WHAT THE EXERCISE ASKS >>
Transcribe all the entries word for word, but omit the images.

RECORDS SUPPLIED >>
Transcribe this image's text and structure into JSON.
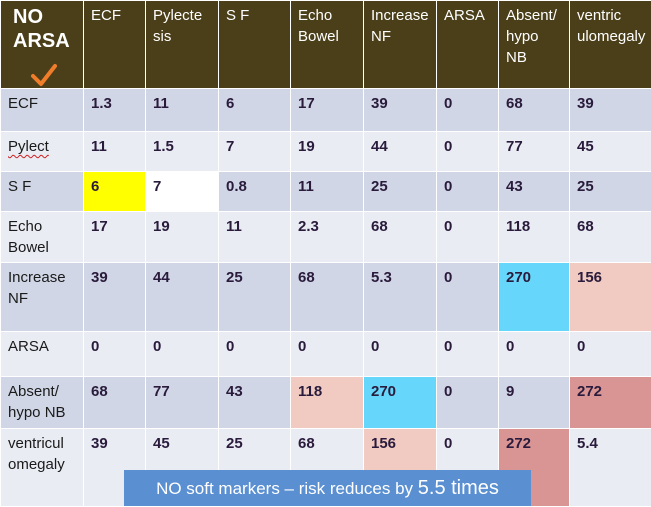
{
  "table": {
    "corner_line1": "NO",
    "corner_line2": "ARSA",
    "corner_icon": "checkmark-icon",
    "columns": [
      [
        "ECF"
      ],
      [
        "Pylecte",
        "sis"
      ],
      [
        "S F"
      ],
      [
        "Echo",
        "Bowel"
      ],
      [
        "Increase",
        "NF"
      ],
      [
        "ARSA"
      ],
      [
        "Absent/",
        "hypo",
        "NB"
      ],
      [
        "ventric",
        "ulomegaly"
      ]
    ],
    "rows": [
      {
        "label": [
          "ECF"
        ],
        "values": [
          "1.3",
          "11",
          "6",
          "17",
          "39",
          "0",
          "68",
          "39"
        ]
      },
      {
        "label": [
          "Pylect"
        ],
        "values": [
          "11",
          "1.5",
          "7",
          "19",
          "44",
          "0",
          "77",
          "45"
        ]
      },
      {
        "label": [
          "S F"
        ],
        "values": [
          "6",
          "7",
          "0.8",
          "11",
          "25",
          "0",
          "43",
          "25"
        ]
      },
      {
        "label": [
          "Echo",
          "Bowel"
        ],
        "values": [
          "17",
          "19",
          "11",
          "2.3",
          "68",
          "0",
          "118",
          "68"
        ]
      },
      {
        "label": [
          "Increase",
          "NF"
        ],
        "values": [
          "39",
          "44",
          "25",
          "68",
          "5.3",
          "0",
          "270",
          "156"
        ]
      },
      {
        "label": [
          "ARSA"
        ],
        "values": [
          "0",
          "0",
          "0",
          "0",
          "0",
          "0",
          "0",
          "0"
        ]
      },
      {
        "label": [
          "Absent/",
          "hypo NB"
        ],
        "values": [
          "68",
          "77",
          "43",
          "118",
          "270",
          "0",
          "9",
          "272"
        ]
      },
      {
        "label": [
          "ventricul",
          "omegaly"
        ],
        "values": [
          "39",
          "45",
          "25",
          "68",
          "156",
          "0",
          "272",
          "5.4"
        ]
      }
    ]
  },
  "banner": {
    "text": "NO soft markers – risk reduces by ",
    "factor": "5.5 times"
  },
  "colors": {
    "header_bg": "#4b3f19",
    "row_odd": "#d0d6e6",
    "row_even": "#e9ecf3",
    "highlight_yellow": "#ffff00",
    "highlight_cyan": "#66d7fb",
    "highlight_pink": "#f1cbc2",
    "highlight_rose": "#d99594",
    "checkmark": "#f07d2a",
    "banner_bg": "#5a8fd2"
  }
}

OUTPUT >>
Transcribe this image's text and structure into JSON.
{
  "table": {
    "corner_line1": "NO",
    "corner_line2": "ARSA",
    "corner_icon": "checkmark-icon",
    "columns": [
      [
        "ECF"
      ],
      [
        "Pylecte",
        "sis"
      ],
      [
        "S F"
      ],
      [
        "Echo",
        "Bowel"
      ],
      [
        "Increase",
        "NF"
      ],
      [
        "ARSA"
      ],
      [
        "Absent/",
        "hypo",
        "NB"
      ],
      [
        "ventric",
        "ulomegaly"
      ]
    ],
    "rows": [
      {
        "label": [
          "ECF"
        ],
        "values": [
          "1.3",
          "11",
          "6",
          "17",
          "39",
          "0",
          "68",
          "39"
        ]
      },
      {
        "label": [
          "Pylect"
        ],
        "values": [
          "11",
          "1.5",
          "7",
          "19",
          "44",
          "0",
          "77",
          "45"
        ]
      },
      {
        "label": [
          "S F"
        ],
        "values": [
          "6",
          "7",
          "0.8",
          "11",
          "25",
          "0",
          "43",
          "25"
        ]
      },
      {
        "label": [
          "Echo",
          "Bowel"
        ],
        "values": [
          "17",
          "19",
          "11",
          "2.3",
          "68",
          "0",
          "118",
          "68"
        ]
      },
      {
        "label": [
          "Increase",
          "NF"
        ],
        "values": [
          "39",
          "44",
          "25",
          "68",
          "5.3",
          "0",
          "270",
          "156"
        ]
      },
      {
        "label": [
          "ARSA"
        ],
        "values": [
          "0",
          "0",
          "0",
          "0",
          "0",
          "0",
          "0",
          "0"
        ]
      },
      {
        "label": [
          "Absent/",
          "hypo NB"
        ],
        "values": [
          "68",
          "77",
          "43",
          "118",
          "270",
          "0",
          "9",
          "272"
        ]
      },
      {
        "label": [
          "ventricul",
          "omegaly"
        ],
        "values": [
          "39",
          "45",
          "25",
          "68",
          "156",
          "0",
          "272",
          "5.4"
        ]
      }
    ]
  },
  "banner": {
    "text": "NO soft markers – risk reduces by ",
    "factor": "5.5 times"
  },
  "colors": {
    "header_bg": "#4b3f19",
    "row_odd": "#d0d6e6",
    "row_even": "#e9ecf3",
    "highlight_yellow": "#ffff00",
    "highlight_cyan": "#66d7fb",
    "highlight_pink": "#f1cbc2",
    "highlight_rose": "#d99594",
    "checkmark": "#f07d2a",
    "banner_bg": "#5a8fd2"
  }
}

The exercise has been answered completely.